Quote, without change, all of the lines that follow.

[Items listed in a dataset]
::::::::
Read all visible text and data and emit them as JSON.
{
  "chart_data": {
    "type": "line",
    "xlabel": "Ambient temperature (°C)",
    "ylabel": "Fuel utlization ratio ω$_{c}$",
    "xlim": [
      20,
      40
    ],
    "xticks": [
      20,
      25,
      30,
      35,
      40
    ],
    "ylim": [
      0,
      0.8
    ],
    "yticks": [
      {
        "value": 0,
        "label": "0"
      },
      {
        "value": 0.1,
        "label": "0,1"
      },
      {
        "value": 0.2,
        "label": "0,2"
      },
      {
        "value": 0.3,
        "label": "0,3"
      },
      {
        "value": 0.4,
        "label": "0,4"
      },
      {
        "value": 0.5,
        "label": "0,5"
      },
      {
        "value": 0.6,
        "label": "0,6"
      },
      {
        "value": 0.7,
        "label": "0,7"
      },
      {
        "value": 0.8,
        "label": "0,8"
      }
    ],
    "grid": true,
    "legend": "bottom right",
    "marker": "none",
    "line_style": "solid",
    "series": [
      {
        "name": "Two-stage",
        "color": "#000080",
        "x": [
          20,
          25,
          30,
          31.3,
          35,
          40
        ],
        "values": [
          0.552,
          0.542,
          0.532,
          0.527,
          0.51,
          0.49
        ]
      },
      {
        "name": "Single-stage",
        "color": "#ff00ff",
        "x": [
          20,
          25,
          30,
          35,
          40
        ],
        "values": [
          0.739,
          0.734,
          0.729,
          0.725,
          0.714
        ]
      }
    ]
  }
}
::::::::
# ANSWER TO THE PROBLEM
Read all visible text and data and emit them as JSON.
{
  "chart_data": {
    "type": "line",
    "xlabel": "Ambient temperature (°C)",
    "ylabel": "Fuel utlization ratio ω$_{c}$",
    "xlim": [
      20,
      40
    ],
    "xticks": [
      20,
      25,
      30,
      35,
      40
    ],
    "ylim": [
      0,
      0.8
    ],
    "yticks": [
      {
        "value": 0,
        "label": "0"
      },
      {
        "value": 0.1,
        "label": "0,1"
      },
      {
        "value": 0.2,
        "label": "0,2"
      },
      {
        "value": 0.3,
        "label": "0,3"
      },
      {
        "value": 0.4,
        "label": "0,4"
      },
      {
        "value": 0.5,
        "label": "0,5"
      },
      {
        "value": 0.6,
        "label": "0,6"
      },
      {
        "value": 0.7,
        "label": "0,7"
      },
      {
        "value": 0.8,
        "label": "0,8"
      }
    ],
    "grid": true,
    "legend": "bottom right",
    "marker": "none",
    "line_style": "solid",
    "series": [
      {
        "name": "Two-stage",
        "color": "#000080",
        "x": [
          20,
          25,
          30,
          31.3,
          35,
          40
        ],
        "values": [
          0.552,
          0.542,
          0.532,
          0.527,
          0.51,
          0.49
        ]
      },
      {
        "name": "Single-stage",
        "color": "#ff00ff",
        "x": [
          20,
          25,
          30,
          35,
          40
        ],
        "values": [
          0.739,
          0.734,
          0.729,
          0.725,
          0.714
        ]
      }
    ]
  }
}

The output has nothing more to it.